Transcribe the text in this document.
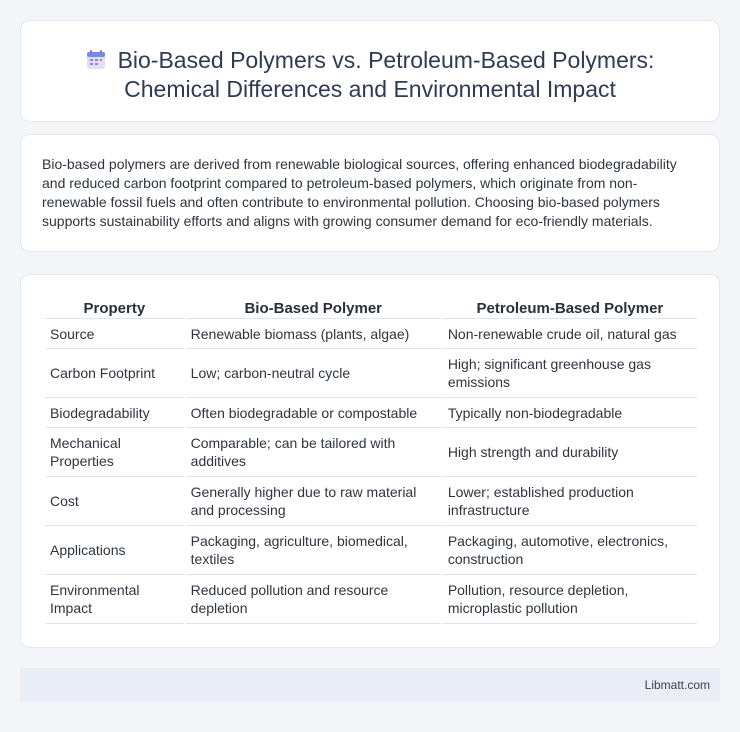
Bio-Based Polymers vs. Petroleum-Based Polymers: Chemical Differences and Environmental Impact

Bio-based polymers are derived from renewable biological sources, offering enhanced biodegradability and reduced carbon footprint compared to petroleum-based polymers, which originate from non-renewable fossil fuels and often contribute to environmental pollution. Choosing bio-based polymers supports sustainability efforts and aligns with growing consumer demand for eco-friendly materials.

Property	Bio-Based Polymer	Petroleum-Based Polymer
Source	Renewable biomass (plants, algae)	Non-renewable crude oil, natural gas
Carbon Footprint	Low; carbon-neutral cycle	High; significant greenhouse gas emissions
Biodegradability	Often biodegradable or compostable	Typically non-biodegradable
Mechanical Properties	Comparable; can be tailored with additives	High strength and durability
Cost	Generally higher due to raw material and processing	Lower; established production infrastructure
Applications	Packaging, agriculture, biomedical, textiles	Packaging, automotive, electronics, construction
Environmental Impact	Reduced pollution and resource depletion	Pollution, resource depletion, microplastic pollution
Libmatt.com
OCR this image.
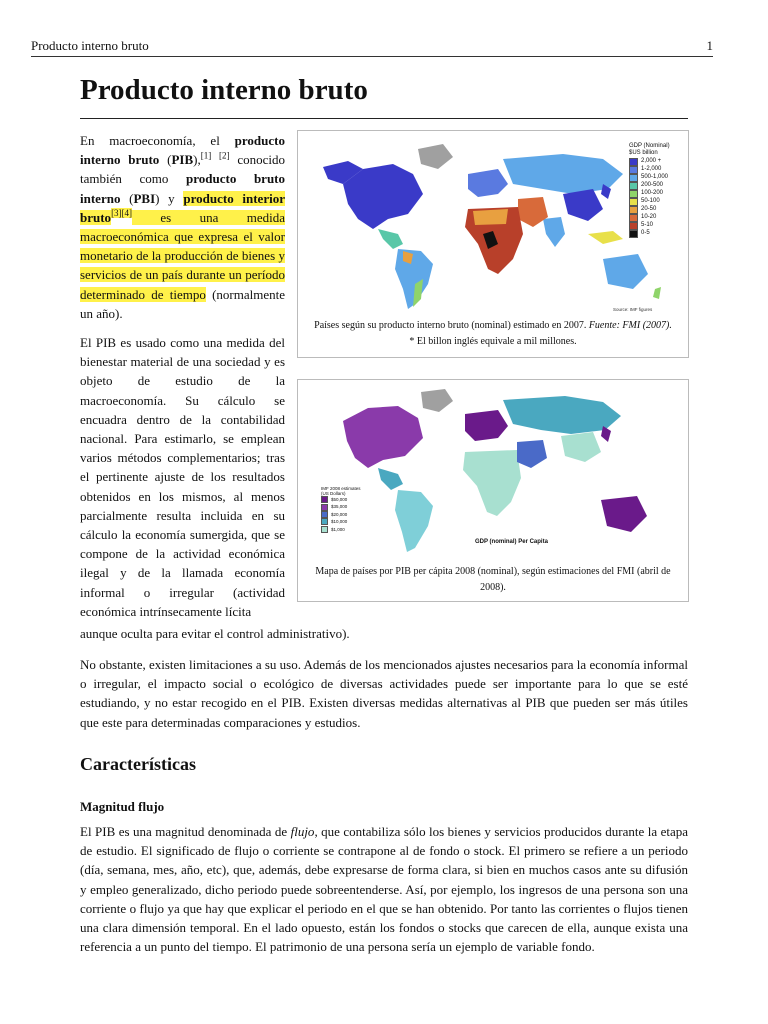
Producto interno bruto	1
Producto interno bruto
En macroeconomía, el producto interno bruto (PIB),[1] [2] conocido también como producto bruto interno (PBI) y producto interior bruto[3][4] es una medida macroeconómica que expresa el valor monetario de la producción de bienes y servicios de un país durante un período determinado de tiempo (normalmente un año).
El PIB es usado como una medida del bienestar material de una sociedad y es objeto de estudio de la macroeconomía. Su cálculo se encuadra dentro de la contabilidad nacional. Para estimarlo, se emplean varios métodos complementarios; tras el pertinente ajuste de los resultados obtenidos en los mismos, al menos parcialmente resulta incluida en su cálculo la economía sumergida, que se compone de la actividad económica ilegal y de la llamada economía informal o irregular (actividad económica intrínsecamente lícita
aunque oculta para evitar el control administrativo).
GDP (Nominal)
$US billion
2,000 +
1-2,000
500-1,000
200-500
100-200
50-100
20-50
10-20
5-10
0-5
Source: IMF figures
Países según su producto interno bruto (nominal) estimado en 2007. Fuente: FMI (2007).
* El billon inglés equivale a mil millones.
IMF 2008 estimates (US Dollars)
$50,000
$35,000
$20,000
$10,000
$1,000
GDP (nominal) Per Capita
Mapa de países por PIB per cápita 2008 (nominal), según estimaciones del FMI (abril de 2008).
No obstante, existen limitaciones a su uso. Además de los mencionados ajustes necesarios para la economía informal o irregular, el impacto social o ecológico de diversas actividades puede ser importante para lo que se esté estudiando, y no estar recogido en el PIB. Existen diversas medidas alternativas al PIB que pueden ser más útiles que este para determinadas comparaciones y estudios.
Características
Magnitud flujo
El PIB es una magnitud denominada de flujo, que contabiliza sólo los bienes y servicios producidos durante la etapa de estudio. El significado de flujo o corriente se contrapone al de fondo o stock. El primero se refiere a un periodo (día, semana, mes, año, etc), que, además, debe expresarse de forma clara, si bien en muchos casos ante su difusión y empleo generalizado, dicho periodo puede sobreentenderse. Así, por ejemplo, los ingresos de una persona son una corriente o flujo ya que hay que explicar el periodo en el que se han obtenido. Por tanto las corrientes o flujos tienen una clara dimensión temporal. En el lado opuesto, están los fondos o stocks que carecen de ella, aunque exista una referencia a un punto del tiempo. El patrimonio de una persona sería un ejemplo de variable fondo.
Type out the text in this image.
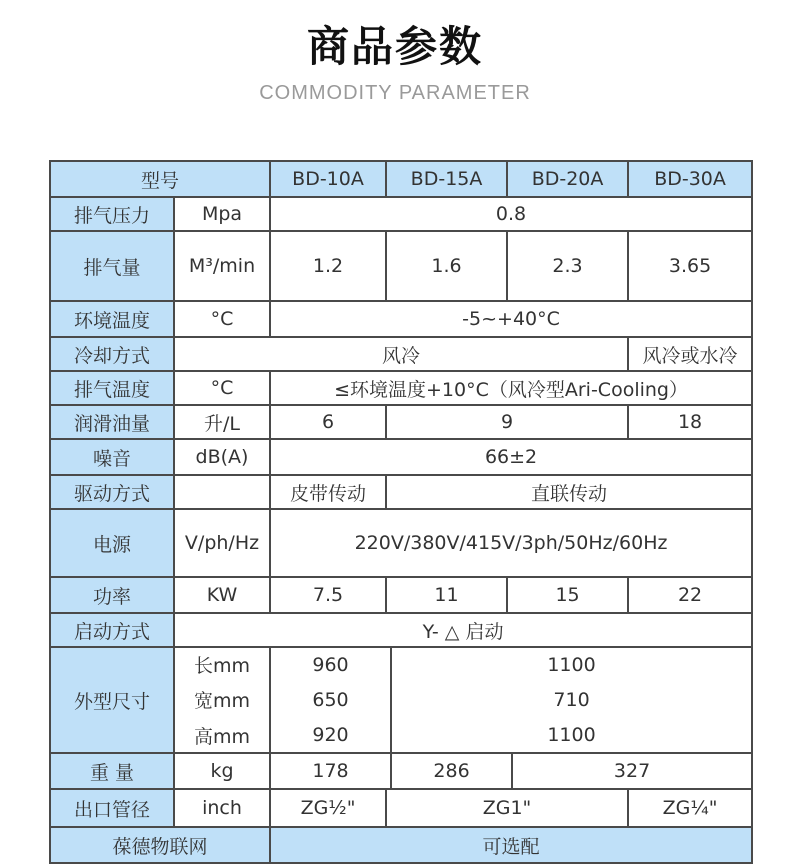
商品参数
COMMODITY PARAMETER
型号		BD-10A	BD-15A		BD-20A		BD-30A	
排气压力	Mpa	0.8						
排气量	M³/min	1.2	1.6		2.3		3.65	
环境温度	°C	-5~+40°C						
冷却方式	风冷						风冷或水冷	
排气温度	°C	≤环境温度+10°C（风冷型Ari-Cooling）						
润滑油量	升/L	6	9				18	
噪音	dB(A)	66±2						
驱动方式		皮带传动	直联传动					
电源	V/ph/Hz	220V/380V/415V/3ph/50Hz/60Hz						
功率	KW	7.5	11		15		22	
启动方式	Y- △ 启动							
外型尺寸	长mm	960		1100	
	宽mm	650		710	
	高mm	920		1100	
重 量	kg	178		286		327	
出口管径	inch	ZG½"	ZG1"				ZG¼"	
葆德物联网		可选配						
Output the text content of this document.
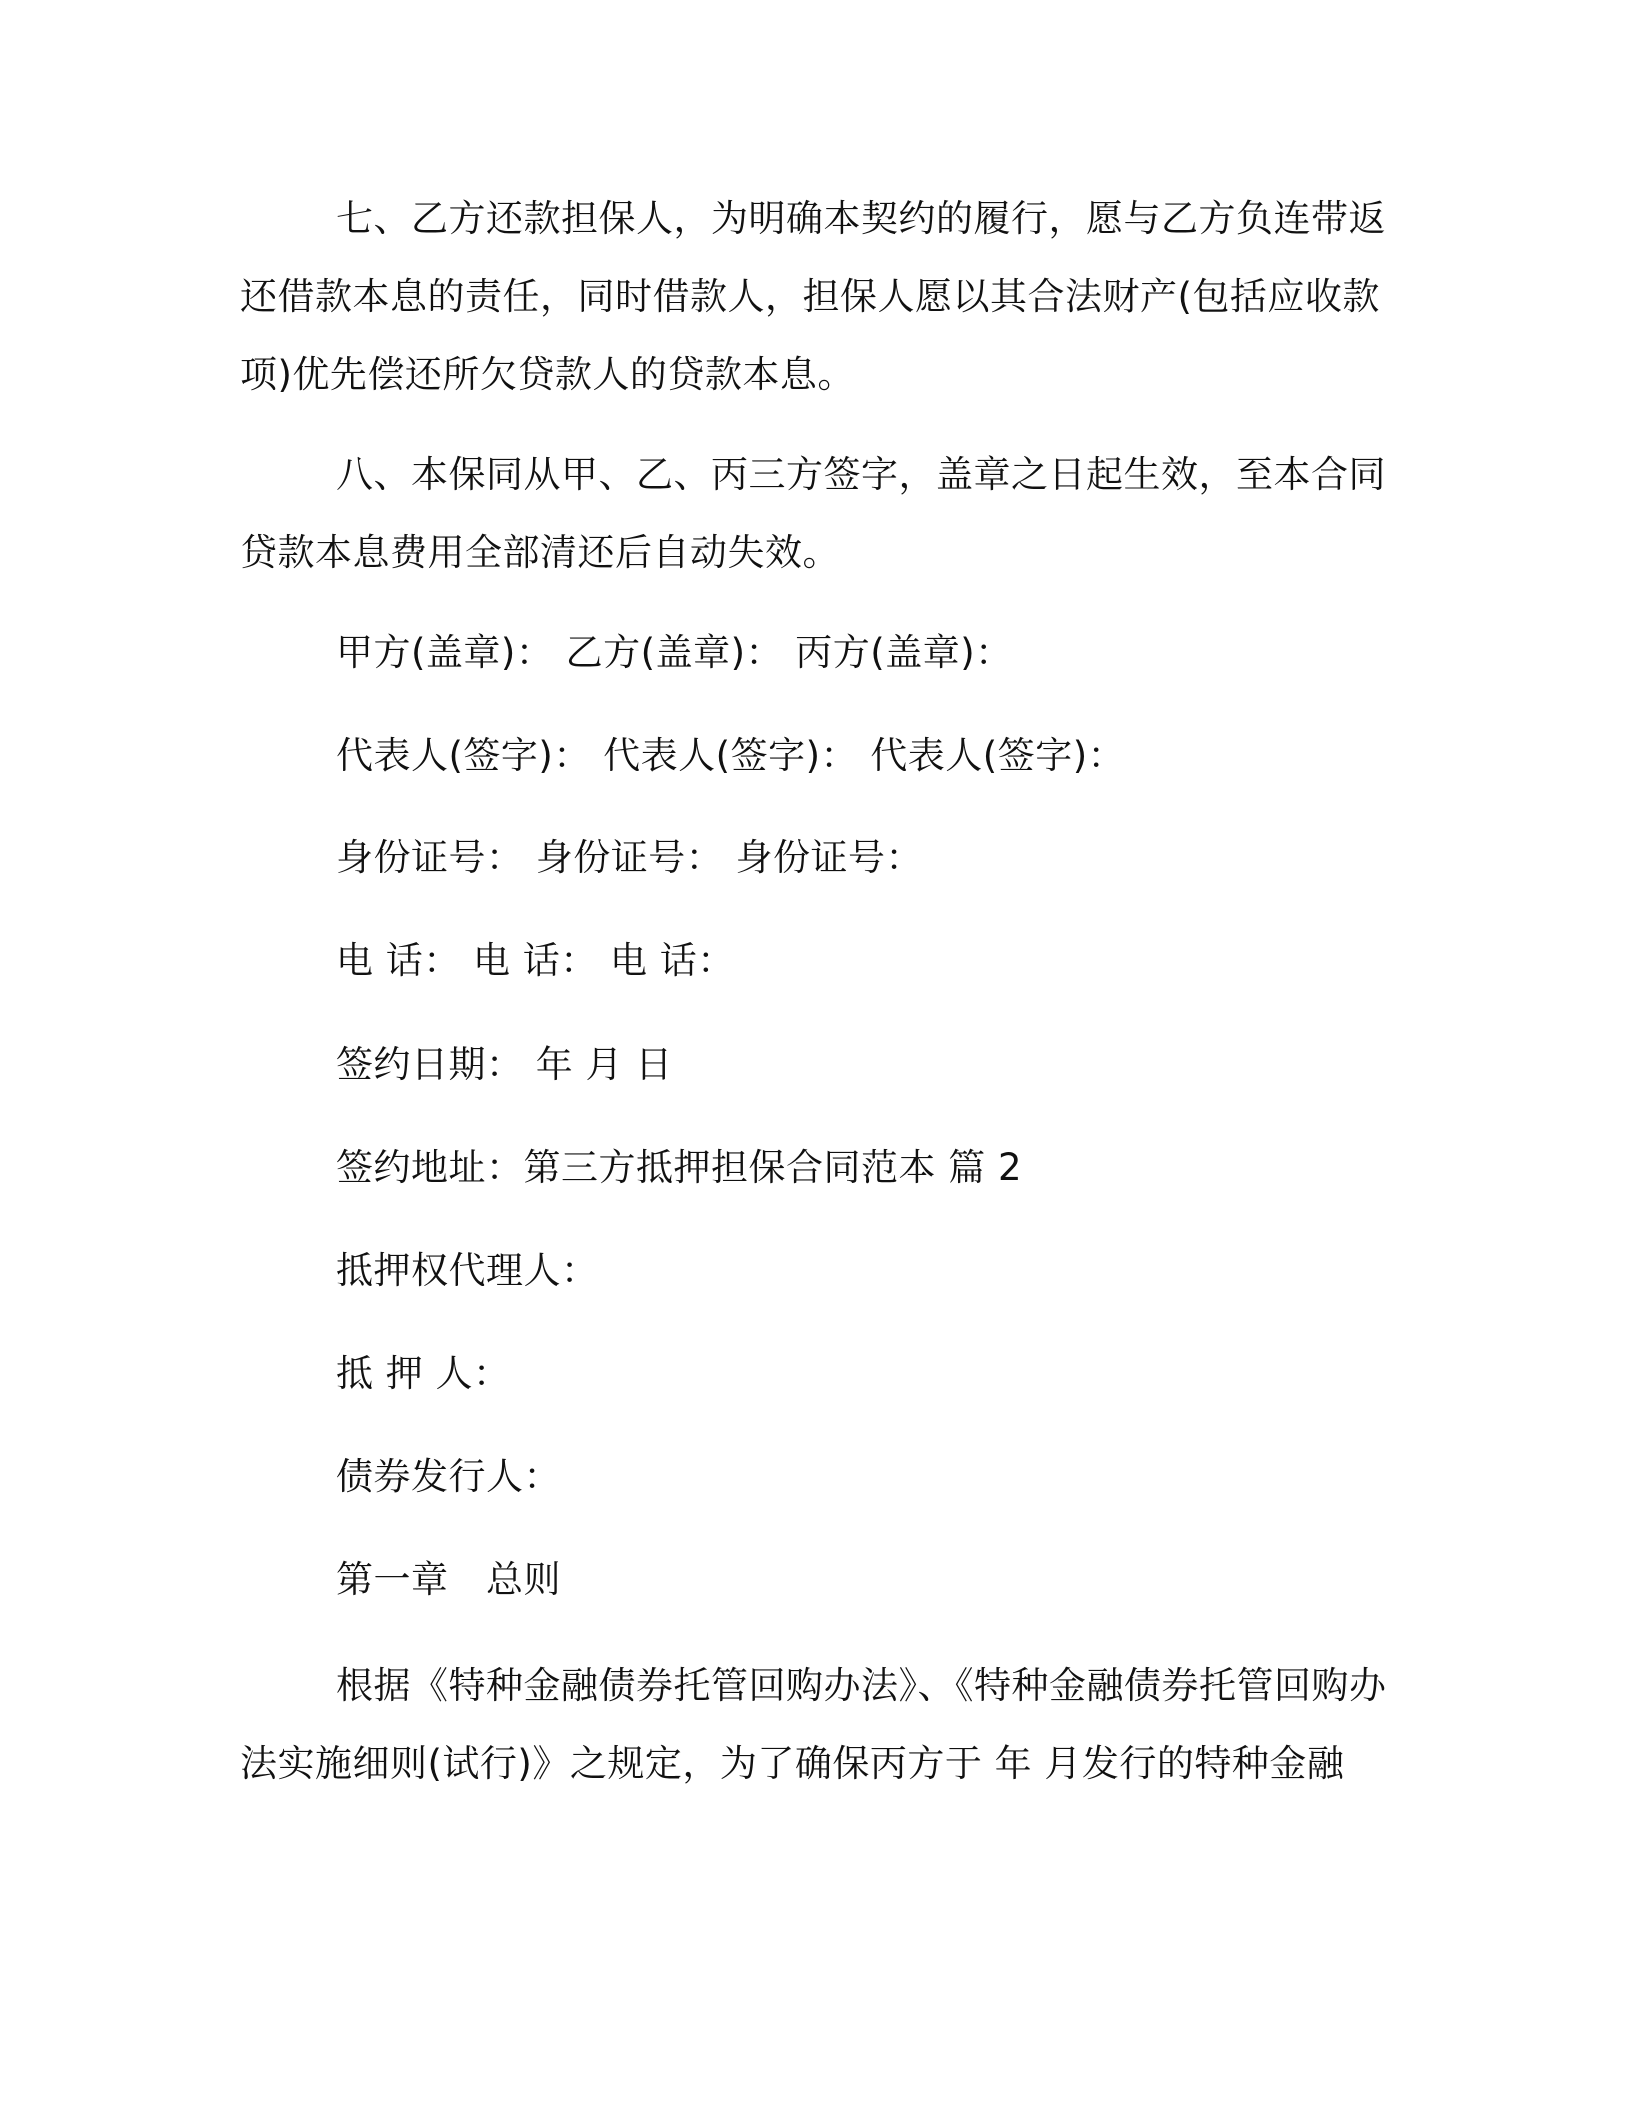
七、乙方还款担保人，为明确本契约的履行，愿与乙方负连带返还借款本息的责任，同时借款人，担保人愿以其合法财产(包括应收款项)优先偿还所欠贷款人的贷款本息。

八、本保同从甲、乙、丙三方签字，盖章之日起生效，至本合同贷款本息费用全部清还后自动失效。

甲方(盖章)： 乙方(盖章)： 丙方(盖章)：

代表人(签字)： 代表人(签字)： 代表人(签字)：

身份证号： 身份证号： 身份证号：

电 话： 电 话： 电 话：

签约日期： 年 月 日

签约地址：第三方抵押担保合同范本 篇 2

抵押权代理人：

抵 押 人：

债券发行人：

第一章　总则

根据《特种金融债券托管回购办法》、《特种金融债券托管回购办法实施细则(试行)》之规定，为了确保丙方于 年 月发行的特种金融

• • • • •

What is needed ▸ From the data above, count the lines where "según" occurs and give that figure and nothing else.

Task response ▸ 2